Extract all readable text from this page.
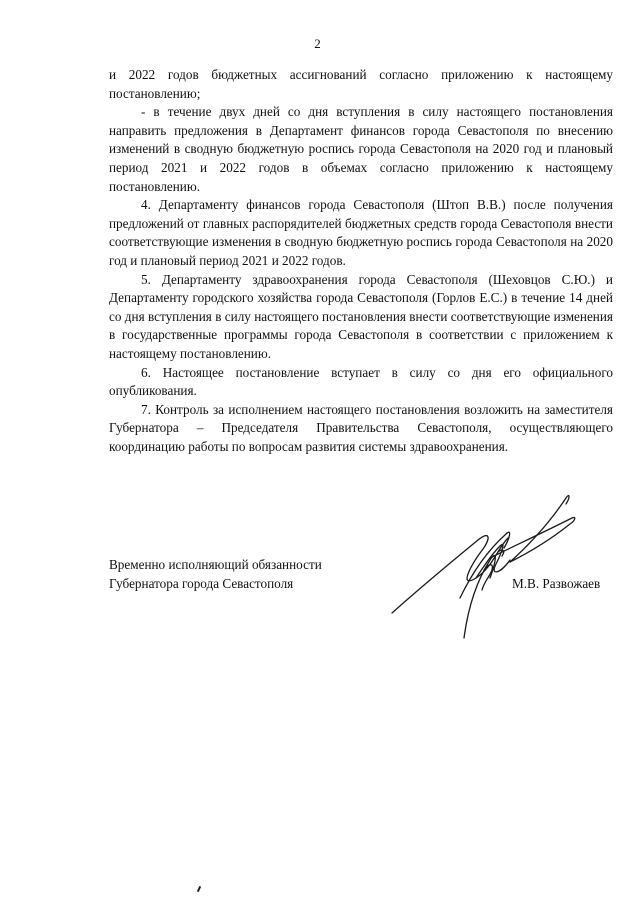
2

и 2022 годов бюджетных ассигнований согласно приложению к настоящему постановлению;

- в течение двух дней со дня вступления в силу настоящего постановления направить предложения в Департамент финансов города Севастополя по внесению изменений в сводную бюджетную роспись города Севастополя на 2020 год и плановый период 2021 и 2022 годов в объемах согласно приложению к настоящему постановлению.

4. Департаменту финансов города Севастополя (Штоп В.В.) после получения предложений от главных распорядителей бюджетных средств города Севастополя внести соответствующие изменения в сводную бюджетную роспись города Севастополя на 2020 год и плановый период 2021 и 2022 годов.

5. Департаменту здравоохранения города Севастополя (Шеховцов С.Ю.) и Департаменту городского хозяйства города Севастополя (Горлов Е.С.) в течение 14 дней со дня вступления в силу настоящего постановления внести соответствующие изменения в государственные программы города Севастополя в соответствии с приложением к настоящему постановлению.

6. Настоящее постановление вступает в силу со дня его официального опубликования.

7. Контроль за исполнением настоящего постановления возложить на заместителя Губернатора – Председателя Правительства Севастополя, осуществляющего координацию работы по вопросам развития системы здравоохранения.

Временно исполняющий обязанности

Губернатора города Севастополя	М.В. Развожаев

**********

WORK TO COMPLETE
Reproduce every record above exactly, omitting the pictures.

FINISHED TASK
Extract all readable text from this page.
2

и 2022 годов бюджетных ассигнований согласно приложению к настоящему постановлению;

- в течение двух дней со дня вступления в силу настоящего постановления направить предложения в Департамент финансов города Севастополя по внесению изменений в сводную бюджетную роспись города Севастополя на 2020 год и плановый период 2021 и 2022 годов в объемах согласно приложению к настоящему постановлению.

4. Департаменту финансов города Севастополя (Штоп В.В.) после получения предложений от главных распорядителей бюджетных средств города Севастополя внести соответствующие изменения в сводную бюджетную роспись города Севастополя на 2020 год и плановый период 2021 и 2022 годов.

5. Департаменту здравоохранения города Севастополя (Шеховцов С.Ю.) и Департаменту городского хозяйства города Севастополя (Горлов Е.С.) в течение 14 дней со дня вступления в силу настоящего постановления внести соответствующие изменения в государственные программы города Севастополя в соответствии с приложением к настоящему постановлению.

6. Настоящее постановление вступает в силу со дня его официального опубликования.

7. Контроль за исполнением настоящего постановления возложить на заместителя Губернатора – Председателя Правительства Севастополя, осуществляющего координацию работы по вопросам развития системы здравоохранения.

Временно исполняющий обязанности

Губернатора города Севастополя	М.В. Развожаев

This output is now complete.